● **WRITTEN EXERCISE**
Quote every line of the data below as it stands, omitting pictures.

● **LISTED RECORDS**
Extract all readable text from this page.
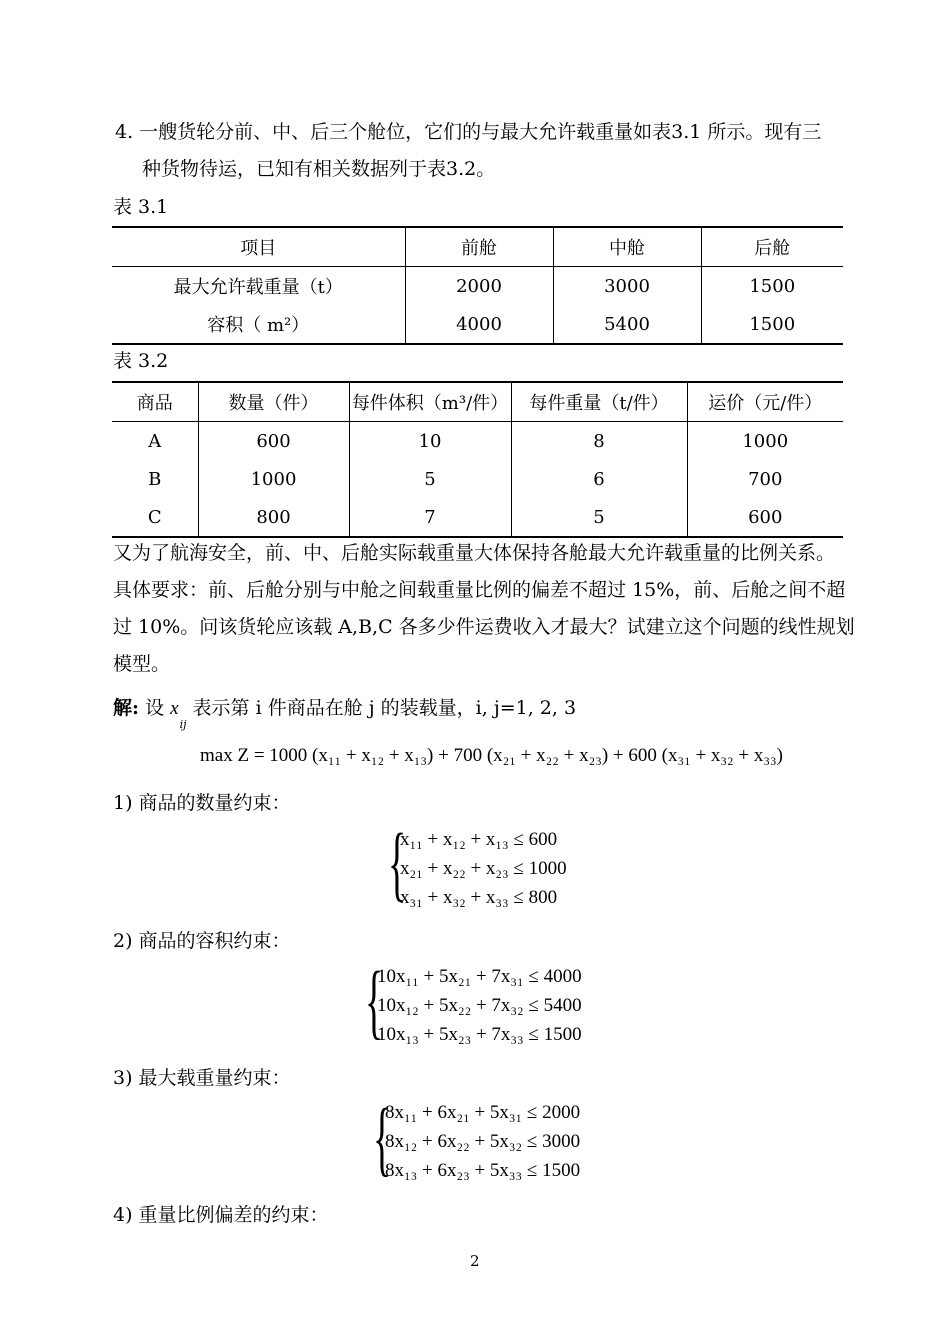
4. 一艘货轮分前、中、后三个舱位，它们的与最大允许载重量如表3.1 所示。现有三
种货物待运，已知有相关数据列于表3.2。
表 3.1
项目	前舱	中舱	后舱
最大允许载重量（t）	2000	3000	1500
容积（ m²）	4000	5400	1500
表 3.2
商品	数量（件）	每件体积（m³/件）	每件重量（t/件）	运价（元/件）
A	600	10	8	1000
B	1000	5	6	700
C	800	7	5	600
又为了航海安全，前、中、后舱实际载重量大体保持各舱最大允许载重量的比例关系。
具体要求：前、后舱分别与中舱之间载重量比例的偏差不超过 15%，前、后舱之间不超
过 10%。问该货轮应该载 A,B,C 各多少件运费收入才最大？试建立这个问题的线性规划
模型。
解: 设 $x_{ij}$ 表示第 i 件商品在舱 j 的装载量，i, j=1, 2, 3
max Z = 1000 (x₁₁ + x₁₂ + x₁₃) + 700 (x₂₁ + x₂₂ + x₂₃) + 600 (x₃₁ + x₃₂ + x₃₃)
1) 商品的数量约束：
{
x₁₁ + x₁₂ + x₁₃ ≤ 600
x₂₁ + x₂₂ + x₂₃ ≤ 1000
x₃₁ + x₃₂ + x₃₃ ≤ 800
2) 商品的容积约束：
{
10x₁₁ + 5x₂₁ + 7x₃₁ ≤ 4000
10x₁₂ + 5x₂₂ + 7x₃₂ ≤ 5400
10x₁₃ + 5x₂₃ + 7x₃₃ ≤ 1500
3) 最大载重量约束：
{
8x₁₁ + 6x₂₁ + 5x₃₁ ≤ 2000
8x₁₂ + 6x₂₂ + 5x₃₂ ≤ 3000
8x₁₃ + 6x₂₃ + 5x₃₃ ≤ 1500
4) 重量比例偏差的约束：
2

● **EXERCISE RESULT**
Extract all readable text from this page.
4. 一艘货轮分前、中、后三个舱位，它们的与最大允许载重量如表3.1 所示。现有三
种货物待运，已知有相关数据列于表3.2。
表 3.1
项目	前舱	中舱	后舱
最大允许载重量（t）	2000	3000	1500
容积（ m²）	4000	5400	1500
表 3.2
商品	数量（件）	每件体积（m³/件）	每件重量（t/件）	运价（元/件）
A	600	10	8	1000
B	1000	5	6	700
C	800	7	5	600
又为了航海安全，前、中、后舱实际载重量大体保持各舱最大允许载重量的比例关系。
具体要求：前、后舱分别与中舱之间载重量比例的偏差不超过 15%，前、后舱之间不超
过 10%。问该货轮应该载 A,B,C 各多少件运费收入才最大？试建立这个问题的线性规划
模型。
解: 设 $x_{ij}$ 表示第 i 件商品在舱 j 的装载量，i, j=1, 2, 3
max Z = 1000 (x₁₁ + x₁₂ + x₁₃) + 700 (x₂₁ + x₂₂ + x₂₃) + 600 (x₃₁ + x₃₂ + x₃₃)
1) 商品的数量约束：
{
x₁₁ + x₁₂ + x₁₃ ≤ 600
x₂₁ + x₂₂ + x₂₃ ≤ 1000
x₃₁ + x₃₂ + x₃₃ ≤ 800
2) 商品的容积约束：
{
10x₁₁ + 5x₂₁ + 7x₃₁ ≤ 4000
10x₁₂ + 5x₂₂ + 7x₃₂ ≤ 5400
10x₁₃ + 5x₂₃ + 7x₃₃ ≤ 1500
3) 最大载重量约束：
{
8x₁₁ + 6x₂₁ + 5x₃₁ ≤ 2000
8x₁₂ + 6x₂₂ + 5x₃₂ ≤ 3000
8x₁₃ + 6x₂₃ + 5x₃₃ ≤ 1500
4) 重量比例偏差的约束：
2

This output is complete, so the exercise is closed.